AIM OF THE TASK
Return the lines below exactly, starting with the line that contains "Transcribe the text in this document." and stopping after the last line.

RECORDS

::::::

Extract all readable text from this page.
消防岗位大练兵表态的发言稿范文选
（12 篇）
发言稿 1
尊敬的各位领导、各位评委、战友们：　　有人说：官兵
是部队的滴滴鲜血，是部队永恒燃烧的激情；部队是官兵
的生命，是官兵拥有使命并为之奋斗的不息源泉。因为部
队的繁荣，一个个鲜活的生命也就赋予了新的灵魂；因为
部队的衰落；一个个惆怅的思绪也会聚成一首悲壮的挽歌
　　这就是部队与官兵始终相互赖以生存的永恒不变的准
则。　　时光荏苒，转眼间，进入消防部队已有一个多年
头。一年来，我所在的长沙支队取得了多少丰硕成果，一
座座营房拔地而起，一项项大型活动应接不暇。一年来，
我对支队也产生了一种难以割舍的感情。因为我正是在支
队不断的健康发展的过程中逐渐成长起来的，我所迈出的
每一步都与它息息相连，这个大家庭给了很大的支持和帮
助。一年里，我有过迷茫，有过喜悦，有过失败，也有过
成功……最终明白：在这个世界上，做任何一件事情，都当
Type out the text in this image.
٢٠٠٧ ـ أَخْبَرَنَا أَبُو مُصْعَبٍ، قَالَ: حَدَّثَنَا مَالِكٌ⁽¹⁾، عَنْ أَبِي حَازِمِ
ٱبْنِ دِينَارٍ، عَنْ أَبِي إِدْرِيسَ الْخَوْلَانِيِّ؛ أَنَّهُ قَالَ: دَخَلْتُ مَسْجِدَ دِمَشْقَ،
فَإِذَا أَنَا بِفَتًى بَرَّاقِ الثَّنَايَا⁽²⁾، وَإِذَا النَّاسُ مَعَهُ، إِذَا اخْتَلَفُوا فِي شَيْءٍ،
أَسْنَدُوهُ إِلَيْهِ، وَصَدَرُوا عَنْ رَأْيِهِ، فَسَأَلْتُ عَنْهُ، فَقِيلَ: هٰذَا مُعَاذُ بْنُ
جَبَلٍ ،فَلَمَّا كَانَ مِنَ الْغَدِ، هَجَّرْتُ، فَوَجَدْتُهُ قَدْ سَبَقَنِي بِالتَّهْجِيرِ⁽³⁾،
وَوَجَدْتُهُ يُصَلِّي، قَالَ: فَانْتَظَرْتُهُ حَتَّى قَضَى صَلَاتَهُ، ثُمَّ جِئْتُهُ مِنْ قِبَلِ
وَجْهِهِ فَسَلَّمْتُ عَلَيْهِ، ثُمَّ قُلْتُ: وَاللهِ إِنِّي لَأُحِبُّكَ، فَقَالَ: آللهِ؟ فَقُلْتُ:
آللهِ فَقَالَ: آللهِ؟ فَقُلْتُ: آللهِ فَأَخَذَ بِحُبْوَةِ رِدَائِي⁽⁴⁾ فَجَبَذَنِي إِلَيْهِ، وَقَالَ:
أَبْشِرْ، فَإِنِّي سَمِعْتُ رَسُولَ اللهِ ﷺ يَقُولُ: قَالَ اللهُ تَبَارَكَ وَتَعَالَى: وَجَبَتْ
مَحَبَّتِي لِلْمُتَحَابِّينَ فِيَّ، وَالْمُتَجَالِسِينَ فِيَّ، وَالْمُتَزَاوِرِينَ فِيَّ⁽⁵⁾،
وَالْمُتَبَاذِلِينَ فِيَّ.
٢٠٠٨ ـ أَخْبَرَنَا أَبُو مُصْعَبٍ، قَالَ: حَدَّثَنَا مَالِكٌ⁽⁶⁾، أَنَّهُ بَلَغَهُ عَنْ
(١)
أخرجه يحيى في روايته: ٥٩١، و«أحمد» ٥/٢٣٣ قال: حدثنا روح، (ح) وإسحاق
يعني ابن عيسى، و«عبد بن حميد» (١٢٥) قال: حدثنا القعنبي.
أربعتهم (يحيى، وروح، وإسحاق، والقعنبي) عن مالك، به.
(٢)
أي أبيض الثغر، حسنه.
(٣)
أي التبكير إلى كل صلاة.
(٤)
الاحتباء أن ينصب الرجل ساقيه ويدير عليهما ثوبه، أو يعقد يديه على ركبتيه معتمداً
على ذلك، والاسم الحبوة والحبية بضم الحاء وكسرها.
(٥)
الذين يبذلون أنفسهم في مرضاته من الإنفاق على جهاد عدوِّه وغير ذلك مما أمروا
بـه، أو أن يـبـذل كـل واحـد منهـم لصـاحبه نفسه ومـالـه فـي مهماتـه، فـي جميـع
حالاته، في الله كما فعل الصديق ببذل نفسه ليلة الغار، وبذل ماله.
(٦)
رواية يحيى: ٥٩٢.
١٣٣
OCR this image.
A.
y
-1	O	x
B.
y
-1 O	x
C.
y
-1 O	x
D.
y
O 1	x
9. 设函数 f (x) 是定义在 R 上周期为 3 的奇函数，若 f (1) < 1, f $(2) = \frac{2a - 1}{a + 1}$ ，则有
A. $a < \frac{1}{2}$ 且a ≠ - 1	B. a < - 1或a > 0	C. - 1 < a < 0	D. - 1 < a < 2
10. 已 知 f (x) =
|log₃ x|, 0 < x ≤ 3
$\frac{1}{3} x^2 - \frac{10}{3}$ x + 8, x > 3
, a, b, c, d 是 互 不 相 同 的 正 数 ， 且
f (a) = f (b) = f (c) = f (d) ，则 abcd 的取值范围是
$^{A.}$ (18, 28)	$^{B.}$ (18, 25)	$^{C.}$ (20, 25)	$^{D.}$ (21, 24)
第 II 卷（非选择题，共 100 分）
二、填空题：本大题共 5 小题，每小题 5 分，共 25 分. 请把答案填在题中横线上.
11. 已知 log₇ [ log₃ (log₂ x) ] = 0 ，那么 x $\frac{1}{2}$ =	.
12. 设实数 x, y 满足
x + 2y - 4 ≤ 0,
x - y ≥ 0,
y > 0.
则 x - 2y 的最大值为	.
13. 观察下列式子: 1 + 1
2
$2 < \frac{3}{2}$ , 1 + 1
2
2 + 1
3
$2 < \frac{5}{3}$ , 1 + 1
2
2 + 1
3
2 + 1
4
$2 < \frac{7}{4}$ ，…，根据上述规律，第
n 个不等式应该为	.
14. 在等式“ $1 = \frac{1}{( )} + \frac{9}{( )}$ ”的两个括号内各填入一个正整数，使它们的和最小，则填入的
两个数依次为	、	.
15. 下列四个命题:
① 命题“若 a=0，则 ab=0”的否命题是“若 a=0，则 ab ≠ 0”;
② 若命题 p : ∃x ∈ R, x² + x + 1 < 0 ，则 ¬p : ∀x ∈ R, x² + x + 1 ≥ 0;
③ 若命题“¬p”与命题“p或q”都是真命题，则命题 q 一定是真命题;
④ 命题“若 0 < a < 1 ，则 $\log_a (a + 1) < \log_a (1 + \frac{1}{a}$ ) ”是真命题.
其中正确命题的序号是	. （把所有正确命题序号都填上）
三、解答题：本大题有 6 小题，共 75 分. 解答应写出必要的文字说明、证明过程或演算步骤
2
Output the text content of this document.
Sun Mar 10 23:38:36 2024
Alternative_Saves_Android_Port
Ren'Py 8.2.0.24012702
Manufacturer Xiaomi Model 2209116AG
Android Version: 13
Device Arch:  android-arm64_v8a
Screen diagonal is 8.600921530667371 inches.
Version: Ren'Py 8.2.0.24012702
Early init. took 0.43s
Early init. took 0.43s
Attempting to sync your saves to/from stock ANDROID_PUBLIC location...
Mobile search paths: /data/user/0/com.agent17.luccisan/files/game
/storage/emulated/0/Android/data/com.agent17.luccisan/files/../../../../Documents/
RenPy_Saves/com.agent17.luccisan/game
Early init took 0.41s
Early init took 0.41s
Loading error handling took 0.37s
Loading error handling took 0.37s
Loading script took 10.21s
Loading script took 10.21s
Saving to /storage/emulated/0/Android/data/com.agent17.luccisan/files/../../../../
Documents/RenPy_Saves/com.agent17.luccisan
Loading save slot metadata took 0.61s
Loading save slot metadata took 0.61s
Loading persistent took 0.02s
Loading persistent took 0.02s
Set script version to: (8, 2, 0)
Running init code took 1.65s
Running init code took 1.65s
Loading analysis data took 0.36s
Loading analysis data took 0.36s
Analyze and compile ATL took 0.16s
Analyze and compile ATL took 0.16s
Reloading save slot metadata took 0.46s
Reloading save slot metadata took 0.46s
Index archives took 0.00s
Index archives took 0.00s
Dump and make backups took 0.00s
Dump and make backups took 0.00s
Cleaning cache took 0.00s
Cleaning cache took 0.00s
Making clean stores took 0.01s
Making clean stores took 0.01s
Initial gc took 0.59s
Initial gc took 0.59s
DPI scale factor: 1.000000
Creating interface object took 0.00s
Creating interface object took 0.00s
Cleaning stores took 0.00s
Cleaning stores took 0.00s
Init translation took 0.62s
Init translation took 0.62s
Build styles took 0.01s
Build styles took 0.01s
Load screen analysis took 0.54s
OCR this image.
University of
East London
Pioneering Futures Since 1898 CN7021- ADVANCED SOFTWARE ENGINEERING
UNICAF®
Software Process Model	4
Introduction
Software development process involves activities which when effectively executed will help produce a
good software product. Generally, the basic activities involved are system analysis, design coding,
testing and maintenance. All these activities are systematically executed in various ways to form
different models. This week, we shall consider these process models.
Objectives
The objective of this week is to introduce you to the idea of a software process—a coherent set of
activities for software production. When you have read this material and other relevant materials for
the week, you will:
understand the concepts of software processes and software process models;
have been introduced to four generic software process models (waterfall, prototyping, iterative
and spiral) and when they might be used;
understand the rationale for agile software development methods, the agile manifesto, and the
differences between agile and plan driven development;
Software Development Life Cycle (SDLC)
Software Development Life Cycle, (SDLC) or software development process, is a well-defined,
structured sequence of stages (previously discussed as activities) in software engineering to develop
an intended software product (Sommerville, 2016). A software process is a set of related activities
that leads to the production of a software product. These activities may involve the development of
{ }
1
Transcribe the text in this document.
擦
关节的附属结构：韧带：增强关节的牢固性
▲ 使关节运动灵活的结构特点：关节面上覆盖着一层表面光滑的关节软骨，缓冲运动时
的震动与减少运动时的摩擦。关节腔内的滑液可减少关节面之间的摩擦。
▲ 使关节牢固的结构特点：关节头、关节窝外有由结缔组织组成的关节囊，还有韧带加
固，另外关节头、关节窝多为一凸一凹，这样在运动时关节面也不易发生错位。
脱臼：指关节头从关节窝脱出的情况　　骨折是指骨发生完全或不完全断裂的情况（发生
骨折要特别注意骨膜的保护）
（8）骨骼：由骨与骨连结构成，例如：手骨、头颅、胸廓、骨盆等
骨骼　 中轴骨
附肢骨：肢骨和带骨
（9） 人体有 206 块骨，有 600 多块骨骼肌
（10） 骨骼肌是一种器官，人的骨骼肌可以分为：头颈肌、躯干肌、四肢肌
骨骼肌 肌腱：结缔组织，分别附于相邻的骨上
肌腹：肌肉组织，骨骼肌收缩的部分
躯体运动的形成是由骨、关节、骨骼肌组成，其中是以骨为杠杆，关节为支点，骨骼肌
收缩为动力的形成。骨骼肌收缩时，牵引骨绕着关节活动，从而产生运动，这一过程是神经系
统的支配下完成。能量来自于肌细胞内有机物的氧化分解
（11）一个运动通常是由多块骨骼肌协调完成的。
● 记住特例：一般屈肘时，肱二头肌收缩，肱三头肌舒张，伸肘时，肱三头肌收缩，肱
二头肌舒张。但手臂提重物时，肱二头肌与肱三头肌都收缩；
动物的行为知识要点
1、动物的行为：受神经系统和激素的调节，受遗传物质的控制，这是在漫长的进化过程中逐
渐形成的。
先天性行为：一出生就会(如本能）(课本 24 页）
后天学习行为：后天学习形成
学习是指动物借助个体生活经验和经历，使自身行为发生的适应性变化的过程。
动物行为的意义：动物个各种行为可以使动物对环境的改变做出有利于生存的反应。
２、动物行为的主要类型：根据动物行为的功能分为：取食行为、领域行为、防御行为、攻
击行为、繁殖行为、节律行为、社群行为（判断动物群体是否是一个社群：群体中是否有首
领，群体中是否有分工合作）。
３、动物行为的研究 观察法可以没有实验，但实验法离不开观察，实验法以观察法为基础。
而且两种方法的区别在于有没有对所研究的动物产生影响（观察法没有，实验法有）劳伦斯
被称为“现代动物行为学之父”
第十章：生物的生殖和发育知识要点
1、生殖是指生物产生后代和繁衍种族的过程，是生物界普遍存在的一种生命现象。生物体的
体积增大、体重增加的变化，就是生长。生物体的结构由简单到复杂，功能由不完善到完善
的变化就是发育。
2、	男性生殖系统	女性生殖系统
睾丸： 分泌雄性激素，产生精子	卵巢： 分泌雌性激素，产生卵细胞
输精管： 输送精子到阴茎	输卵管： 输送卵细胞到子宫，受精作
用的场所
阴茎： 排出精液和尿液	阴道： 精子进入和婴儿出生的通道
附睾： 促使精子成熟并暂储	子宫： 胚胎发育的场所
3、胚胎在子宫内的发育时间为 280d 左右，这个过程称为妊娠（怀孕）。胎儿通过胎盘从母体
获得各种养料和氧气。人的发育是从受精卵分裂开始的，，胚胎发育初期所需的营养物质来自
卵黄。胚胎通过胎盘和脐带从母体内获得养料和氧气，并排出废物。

::::::

THE ANSWER
Transcribe the text in this document.
擦
关节的附属结构：韧带：增强关节的牢固性
▲ 使关节运动灵活的结构特点：关节面上覆盖着一层表面光滑的关节软骨，缓冲运动时
的震动与减少运动时的摩擦。关节腔内的滑液可减少关节面之间的摩擦。
▲ 使关节牢固的结构特点：关节头、关节窝外有由结缔组织组成的关节囊，还有韧带加
固，另外关节头、关节窝多为一凸一凹，这样在运动时关节面也不易发生错位。
脱臼：指关节头从关节窝脱出的情况　　骨折是指骨发生完全或不完全断裂的情况（发生
骨折要特别注意骨膜的保护）
（8）骨骼：由骨与骨连结构成，例如：手骨、头颅、胸廓、骨盆等
骨骼　 中轴骨
附肢骨：肢骨和带骨
（9） 人体有 206 块骨，有 600 多块骨骼肌
（10） 骨骼肌是一种器官，人的骨骼肌可以分为：头颈肌、躯干肌、四肢肌
骨骼肌 肌腱：结缔组织，分别附于相邻的骨上
肌腹：肌肉组织，骨骼肌收缩的部分
躯体运动的形成是由骨、关节、骨骼肌组成，其中是以骨为杠杆，关节为支点，骨骼肌
收缩为动力的形成。骨骼肌收缩时，牵引骨绕着关节活动，从而产生运动，这一过程是神经系
统的支配下完成。能量来自于肌细胞内有机物的氧化分解
（11）一个运动通常是由多块骨骼肌协调完成的。
● 记住特例：一般屈肘时，肱二头肌收缩，肱三头肌舒张，伸肘时，肱三头肌收缩，肱
二头肌舒张。但手臂提重物时，肱二头肌与肱三头肌都收缩；
动物的行为知识要点
1、动物的行为：受神经系统和激素的调节，受遗传物质的控制，这是在漫长的进化过程中逐
渐形成的。
先天性行为：一出生就会(如本能）(课本 24 页）
后天学习行为：后天学习形成
学习是指动物借助个体生活经验和经历，使自身行为发生的适应性变化的过程。
动物行为的意义：动物个各种行为可以使动物对环境的改变做出有利于生存的反应。
２、动物行为的主要类型：根据动物行为的功能分为：取食行为、领域行为、防御行为、攻
击行为、繁殖行为、节律行为、社群行为（判断动物群体是否是一个社群：群体中是否有首
领，群体中是否有分工合作）。
３、动物行为的研究 观察法可以没有实验，但实验法离不开观察，实验法以观察法为基础。
而且两种方法的区别在于有没有对所研究的动物产生影响（观察法没有，实验法有）劳伦斯
被称为“现代动物行为学之父”
第十章：生物的生殖和发育知识要点
1、生殖是指生物产生后代和繁衍种族的过程，是生物界普遍存在的一种生命现象。生物体的
体积增大、体重增加的变化，就是生长。生物体的结构由简单到复杂，功能由不完善到完善
的变化就是发育。
2、	男性生殖系统	女性生殖系统
睾丸： 分泌雄性激素，产生精子	卵巢： 分泌雌性激素，产生卵细胞
输精管： 输送精子到阴茎	输卵管： 输送卵细胞到子宫，受精作
用的场所
阴茎： 排出精液和尿液	阴道： 精子进入和婴儿出生的通道
附睾： 促使精子成熟并暂储	子宫： 胚胎发育的场所
3、胚胎在子宫内的发育时间为 280d 左右，这个过程称为妊娠（怀孕）。胎儿通过胎盘从母体
获得各种养料和氧气。人的发育是从受精卵分裂开始的，，胚胎发育初期所需的营养物质来自
卵黄。胚胎通过胎盘和脐带从母体内获得养料和氧气，并排出废物。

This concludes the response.